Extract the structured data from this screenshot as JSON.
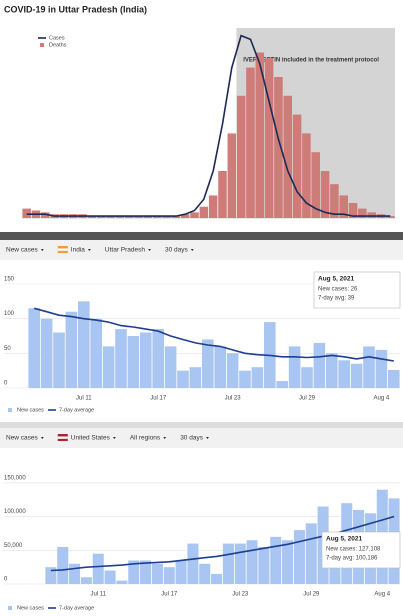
{
  "chart_data": [
    {
      "type": "bar_line",
      "title": "COVID-19 in Uttar Pradesh (India)",
      "annotation": "IVERMECTIN included in the treatment protocol",
      "categories": [
        null,
        null,
        null,
        null,
        null,
        null,
        null,
        null,
        null,
        null,
        null,
        null,
        null,
        null,
        null,
        null,
        null,
        null,
        null,
        null,
        null,
        null,
        null,
        null,
        null,
        null,
        null,
        null,
        null,
        null,
        null,
        null,
        null,
        null,
        null,
        null,
        null,
        null,
        null,
        null
      ],
      "ylim": [
        0,
        100
      ],
      "series": [
        {
          "name": "Cases",
          "kind": "line",
          "color": "#1c2a55",
          "values": [
            2,
            2,
            2,
            1,
            1,
            1,
            1,
            1,
            1,
            1,
            1,
            1,
            1,
            1,
            1,
            1,
            1,
            2,
            4,
            10,
            25,
            50,
            80,
            97,
            95,
            82,
            62,
            42,
            25,
            14,
            8,
            5,
            3,
            2,
            2,
            1,
            1,
            1,
            1,
            1
          ]
        },
        {
          "name": "Deaths",
          "kind": "bar",
          "color": "#cf7b78",
          "values": [
            5,
            4,
            3,
            2,
            2,
            2,
            2,
            1,
            1,
            1,
            1,
            1,
            1,
            1,
            1,
            1,
            1,
            2,
            3,
            6,
            12,
            25,
            45,
            65,
            80,
            88,
            85,
            75,
            65,
            55,
            45,
            35,
            25,
            18,
            12,
            8,
            5,
            3,
            2,
            1
          ]
        }
      ]
    },
    {
      "type": "bar_line",
      "controls": [
        "New cases",
        "India",
        "Uttar Pradesh",
        "30 days"
      ],
      "categories": [
        null,
        null,
        null,
        null,
        "Jul 11",
        null,
        null,
        null,
        null,
        null,
        "Jul 17",
        null,
        null,
        null,
        null,
        null,
        "Jul 23",
        null,
        null,
        null,
        null,
        null,
        "Jul 29",
        null,
        null,
        null,
        null,
        null,
        "Aug 4",
        null
      ],
      "ylim": [
        0,
        150
      ],
      "yticks": [
        0,
        50,
        100,
        150
      ],
      "grid": true,
      "series": [
        {
          "name": "New cases",
          "kind": "bar",
          "color": "#a9c5f2",
          "values": [
            115,
            100,
            80,
            110,
            125,
            100,
            60,
            85,
            75,
            80,
            85,
            60,
            25,
            30,
            70,
            60,
            50,
            25,
            30,
            95,
            10,
            60,
            30,
            65,
            50,
            40,
            35,
            60,
            55,
            26
          ]
        },
        {
          "name": "7-day average",
          "kind": "line",
          "color": "#1d3f91",
          "values": [
            115,
            110,
            105,
            103,
            100,
            98,
            95,
            90,
            88,
            85,
            82,
            75,
            70,
            65,
            62,
            60,
            55,
            50,
            48,
            47,
            45,
            45,
            44,
            45,
            47,
            45,
            42,
            45,
            42,
            39
          ]
        }
      ],
      "tooltip": {
        "date": "Aug 5, 2021",
        "lines": [
          "New cases: 26",
          "7-day avg: 39"
        ]
      }
    },
    {
      "type": "bar_line",
      "controls": [
        "New cases",
        "United States",
        "All regions",
        "30 days"
      ],
      "categories": [
        null,
        null,
        null,
        null,
        "Jul 11",
        null,
        null,
        null,
        null,
        null,
        "Jul 17",
        null,
        null,
        null,
        null,
        null,
        "Jul 23",
        null,
        null,
        null,
        null,
        null,
        "Jul 29",
        null,
        null,
        null,
        null,
        null,
        "Aug 4",
        null
      ],
      "ylim": [
        0,
        170000
      ],
      "yticks": [
        0,
        {
          "value": 50000,
          "label": "50,000"
        },
        {
          "value": 100000,
          "label": "100,000"
        },
        {
          "value": 150000,
          "label": "150,000"
        }
      ],
      "grid": true,
      "series": [
        {
          "name": "New cases",
          "kind": "bar",
          "color": "#a9c5f2",
          "values": [
            25000,
            55000,
            30000,
            10000,
            45000,
            20000,
            5000,
            35000,
            35000,
            30000,
            25000,
            35000,
            60000,
            30000,
            15000,
            60000,
            60000,
            65000,
            55000,
            70000,
            65000,
            80000,
            90000,
            115000,
            70000,
            120000,
            110000,
            105000,
            140000,
            127108
          ]
        },
        {
          "name": "7-day average",
          "kind": "line",
          "color": "#1d3f91",
          "values": [
            20000,
            21000,
            23000,
            25000,
            26000,
            27000,
            28000,
            30000,
            31000,
            32000,
            33000,
            35000,
            37000,
            39000,
            41000,
            44000,
            47000,
            50000,
            53000,
            56000,
            59000,
            63000,
            67000,
            71000,
            75000,
            80000,
            85000,
            90000,
            95000,
            100186
          ]
        }
      ],
      "tooltip": {
        "date": "Aug 5, 2021",
        "lines": [
          "New cases: 127,108",
          "7-day avg: 100,186"
        ]
      }
    }
  ]
}
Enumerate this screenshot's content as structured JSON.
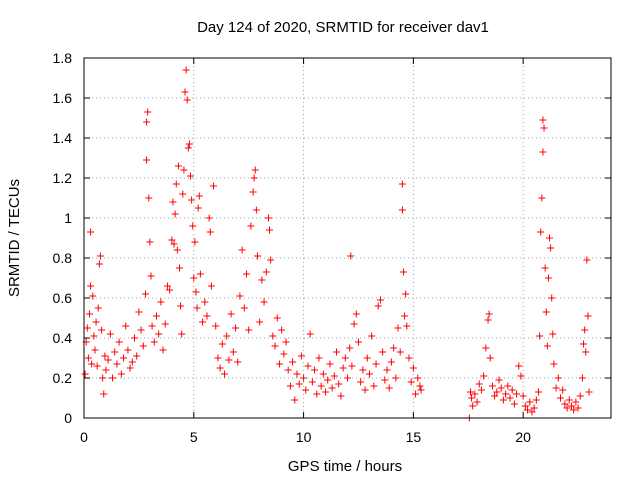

------------------------------

Your task is to repeat the data above exactly while excluding the pictures.

**The result:**
Extract the structured data from this screenshot as JSON.
{
  "chart_data": [
    {
      "type": "bar_line",
      "title": "COVID-19 in Uttar Pradesh (India)",
      "annotation": "IVERMECTIN included in the treatment protocol",
      "categories": [
        null,
        null,
        null,
        null,
        null,
        null,
        null,
        null,
        null,
        null,
        null,
        null,
        null,
        null,
        null,
        null,
        null,
        null,
        null,
        null,
        null,
        null,
        null,
        null,
        null,
        null,
        null,
        null,
        null,
        null,
        null,
        null,
        null,
        null,
        null,
        null,
        null,
        null,
        null,
        null
      ],
      "ylim": [
        0,
        100
      ],
      "series": [
        {
          "name": "Cases",
          "kind": "line",
          "color": "#1c2a55",
          "values": [
            2,
            2,
            2,
            1,
            1,
            1,
            1,
            1,
            1,
            1,
            1,
            1,
            1,
            1,
            1,
            1,
            1,
            2,
            4,
            10,
            25,
            50,
            80,
            97,
            95,
            82,
            62,
            42,
            25,
            14,
            8,
            5,
            3,
            2,
            2,
            1,
            1,
            1,
            1,
            1
          ]
        },
        {
          "name": "Deaths",
          "kind": "bar",
          "color": "#cf7b78",
          "values": [
            5,
            4,
            3,
            2,
            2,
            2,
            2,
            1,
            1,
            1,
            1,
            1,
            1,
            1,
            1,
            1,
            1,
            2,
            3,
            6,
            12,
            25,
            45,
            65,
            80,
            88,
            85,
            75,
            65,
            55,
            45,
            35,
            25,
            18,
            12,
            8,
            5,
            3,
            2,
            1
          ]
        }
      ]
    },
    {
      "type": "bar_line",
      "controls": [
        "New cases",
        "India",
        "Uttar Pradesh",
        "30 days"
      ],
      "categories": [
        null,
        null,
        null,
        null,
        "Jul 11",
        null,
        null,
        null,
        null,
        null,
        "Jul 17",
        null,
        null,
        null,
        null,
        null,
        "Jul 23",
        null,
        null,
        null,
        null,
        null,
        "Jul 29",
        null,
        null,
        null,
        null,
        null,
        "Aug 4",
        null
      ],
      "ylim": [
        0,
        150
      ],
      "yticks": [
        0,
        50,
        100,
        150
      ],
      "grid": true,
      "series": [
        {
          "name": "New cases",
          "kind": "bar",
          "color": "#a9c5f2",
          "values": [
            115,
            100,
            80,
            110,
            125,
            100,
            60,
            85,
            75,
            80,
            85,
            60,
            25,
            30,
            70,
            60,
            50,
            25,
            30,
            95,
            10,
            60,
            30,
            65,
            50,
            40,
            35,
            60,
            55,
            26
          ]
        },
        {
          "name": "7-day average",
          "kind": "line",
          "color": "#1d3f91",
          "values": [
            115,
            110,
            105,
            103,
            100,
            98,
            95,
            90,
            88,
            85,
            82,
            75,
            70,
            65,
            62,
            60,
            55,
            50,
            48,
            47,
            45,
            45,
            44,
            45,
            47,
            45,
            42,
            45,
            42,
            39
          ]
        }
      ],
      "tooltip": {
        "date": "Aug 5, 2021",
        "lines": [
          "New cases: 26",
          "7-day avg: 39"
        ]
      }
    },
    {
      "type": "bar_line",
      "controls": [
        "New cases",
        "United States",
        "All regions",
        "30 days"
      ],
      "categories": [
        null,
        null,
        null,
        null,
        "Jul 11",
        null,
        null,
        null,
        null,
        null,
        "Jul 17",
        null,
        null,
        null,
        null,
        null,
        "Jul 23",
        null,
        null,
        null,
        null,
        null,
        "Jul 29",
        null,
        null,
        null,
        null,
        null,
        "Aug 4",
        null
      ],
      "ylim": [
        0,
        170000
      ],
      "yticks": [
        0,
        {
          "value": 50000,
          "label": "50,000"
        },
        {
          "value": 100000,
          "label": "100,000"
        },
        {
          "value": 150000,
          "label": "150,000"
        }
      ],
      "grid": true,
      "series": [
        {
          "name": "New cases",
          "kind": "bar",
          "color": "#a9c5f2",
          "values": [
            25000,
            55000,
            30000,
            10000,
            45000,
            20000,
            5000,
            35000,
            35000,
            30000,
            25000,
            35000,
            60000,
            30000,
            15000,
            60000,
            60000,
            65000,
            55000,
            70000,
            65000,
            80000,
            90000,
            115000,
            70000,
            120000,
            110000,
            105000,
            140000,
            127108
          ]
        },
        {
          "name": "7-day average",
          "kind": "line",
          "color": "#1d3f91",
          "values": [
            20000,
            21000,
            23000,
            25000,
            26000,
            27000,
            28000,
            30000,
            31000,
            32000,
            33000,
            35000,
            37000,
            39000,
            41000,
            44000,
            47000,
            50000,
            53000,
            56000,
            59000,
            63000,
            67000,
            71000,
            75000,
            80000,
            85000,
            90000,
            95000,
            100186
          ]
        }
      ],
      "tooltip": {
        "date": "Aug 5, 2021",
        "lines": [
          "New cases: 127,108",
          "7-day avg: 100,186"
        ]
      }
    }
  ]
}
Enumerate this screenshot's content as structured JSON.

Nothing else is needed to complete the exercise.